Written exercise — Reproduce every line of the data below, character for character.

[Recorded data]
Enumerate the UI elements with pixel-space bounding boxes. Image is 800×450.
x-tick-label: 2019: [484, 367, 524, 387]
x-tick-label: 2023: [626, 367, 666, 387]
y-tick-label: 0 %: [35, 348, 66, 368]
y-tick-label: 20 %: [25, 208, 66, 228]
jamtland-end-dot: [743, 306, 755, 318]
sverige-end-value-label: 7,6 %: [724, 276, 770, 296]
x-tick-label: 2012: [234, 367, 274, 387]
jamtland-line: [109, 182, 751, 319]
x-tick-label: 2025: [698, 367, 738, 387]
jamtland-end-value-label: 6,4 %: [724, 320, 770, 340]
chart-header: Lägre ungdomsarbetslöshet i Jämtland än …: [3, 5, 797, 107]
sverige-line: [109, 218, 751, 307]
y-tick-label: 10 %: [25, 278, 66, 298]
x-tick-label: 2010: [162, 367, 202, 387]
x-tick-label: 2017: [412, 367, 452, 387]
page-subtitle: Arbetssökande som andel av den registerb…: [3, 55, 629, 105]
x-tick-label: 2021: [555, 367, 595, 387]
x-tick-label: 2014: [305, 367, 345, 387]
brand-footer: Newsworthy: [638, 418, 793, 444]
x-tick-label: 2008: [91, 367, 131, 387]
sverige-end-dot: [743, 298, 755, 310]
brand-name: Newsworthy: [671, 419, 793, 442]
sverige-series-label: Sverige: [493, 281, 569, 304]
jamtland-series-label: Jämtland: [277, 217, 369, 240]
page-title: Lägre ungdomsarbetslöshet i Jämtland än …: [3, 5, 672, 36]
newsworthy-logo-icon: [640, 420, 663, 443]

Result below —
Enumerate the UI elements with pixel-space bounding boxes. Image is 800×450.
x-tick-label: 2019: [484, 367, 524, 387]
x-tick-label: 2023: [626, 367, 666, 387]
y-tick-label: 0 %: [35, 348, 66, 368]
y-tick-label: 20 %: [25, 208, 66, 228]
jamtland-end-dot: [743, 306, 755, 318]
sverige-end-value-label: 7,6 %: [724, 276, 770, 296]
x-tick-label: 2012: [234, 367, 274, 387]
jamtland-line: [109, 182, 751, 319]
x-tick-label: 2025: [698, 367, 738, 387]
jamtland-end-value-label: 6,4 %: [724, 320, 770, 340]
chart-header: Lägre ungdomsarbetslöshet i Jämtland än …: [3, 5, 797, 107]
sverige-line: [109, 218, 751, 307]
y-tick-label: 10 %: [25, 278, 66, 298]
x-tick-label: 2010: [162, 367, 202, 387]
x-tick-label: 2017: [412, 367, 452, 387]
page-subtitle: Arbetssökande som andel av den registerb…: [3, 55, 629, 105]
x-tick-label: 2021: [555, 367, 595, 387]
x-tick-label: 2014: [305, 367, 345, 387]
brand-footer: Newsworthy: [638, 418, 793, 444]
x-tick-label: 2008: [91, 367, 131, 387]
sverige-end-dot: [743, 298, 755, 310]
brand-name: Newsworthy: [671, 419, 793, 442]
sverige-series-label: Sverige: [493, 281, 569, 304]
jamtland-series-label: Jämtland: [277, 217, 369, 240]
page-title: Lägre ungdomsarbetslöshet i Jämtland än …: [3, 5, 672, 36]
newsworthy-logo-icon: [640, 420, 663, 443]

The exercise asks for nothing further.